**Entries shown:**
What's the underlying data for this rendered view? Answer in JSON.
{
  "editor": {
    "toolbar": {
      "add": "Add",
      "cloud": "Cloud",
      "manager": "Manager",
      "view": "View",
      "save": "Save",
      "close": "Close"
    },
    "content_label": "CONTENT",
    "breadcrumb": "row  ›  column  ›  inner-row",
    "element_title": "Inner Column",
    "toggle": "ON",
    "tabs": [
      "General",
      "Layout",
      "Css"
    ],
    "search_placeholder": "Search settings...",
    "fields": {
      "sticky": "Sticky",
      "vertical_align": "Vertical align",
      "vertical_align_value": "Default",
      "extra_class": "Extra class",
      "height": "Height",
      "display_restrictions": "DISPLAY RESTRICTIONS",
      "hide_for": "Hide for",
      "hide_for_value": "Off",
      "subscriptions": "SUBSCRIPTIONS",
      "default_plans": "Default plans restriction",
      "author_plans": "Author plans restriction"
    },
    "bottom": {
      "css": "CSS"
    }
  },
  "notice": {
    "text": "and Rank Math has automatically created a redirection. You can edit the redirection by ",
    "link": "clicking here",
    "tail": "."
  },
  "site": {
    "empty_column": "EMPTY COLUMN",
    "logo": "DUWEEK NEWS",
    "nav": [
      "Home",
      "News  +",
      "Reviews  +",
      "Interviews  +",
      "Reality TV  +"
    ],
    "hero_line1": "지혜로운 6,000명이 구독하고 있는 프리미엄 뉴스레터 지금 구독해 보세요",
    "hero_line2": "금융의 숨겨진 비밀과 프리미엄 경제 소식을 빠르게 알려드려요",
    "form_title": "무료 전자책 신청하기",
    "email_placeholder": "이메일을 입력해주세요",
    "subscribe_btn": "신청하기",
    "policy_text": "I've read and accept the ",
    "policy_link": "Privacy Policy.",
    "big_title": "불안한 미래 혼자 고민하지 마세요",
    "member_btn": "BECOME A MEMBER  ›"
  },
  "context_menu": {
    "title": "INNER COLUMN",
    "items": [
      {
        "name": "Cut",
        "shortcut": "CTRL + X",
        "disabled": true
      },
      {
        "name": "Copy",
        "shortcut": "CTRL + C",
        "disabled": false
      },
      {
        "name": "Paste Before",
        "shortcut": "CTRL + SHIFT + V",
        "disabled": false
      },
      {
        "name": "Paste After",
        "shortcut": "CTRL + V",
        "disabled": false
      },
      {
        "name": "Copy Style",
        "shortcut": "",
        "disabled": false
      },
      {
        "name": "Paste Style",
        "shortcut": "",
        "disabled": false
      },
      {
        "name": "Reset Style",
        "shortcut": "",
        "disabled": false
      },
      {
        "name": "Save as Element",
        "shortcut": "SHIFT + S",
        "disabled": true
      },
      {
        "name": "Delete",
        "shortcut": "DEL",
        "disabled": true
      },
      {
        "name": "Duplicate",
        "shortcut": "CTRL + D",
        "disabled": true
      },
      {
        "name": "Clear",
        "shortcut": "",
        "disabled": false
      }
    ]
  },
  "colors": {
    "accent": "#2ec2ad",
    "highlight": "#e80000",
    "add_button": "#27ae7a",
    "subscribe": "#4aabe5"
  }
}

**Instructions to follow:** List every line in the records above that contains the word "Paste".

**Result of the exercise:**
        "name": "Paste Before",
        "name": "Paste After",
        "name": "Paste Style",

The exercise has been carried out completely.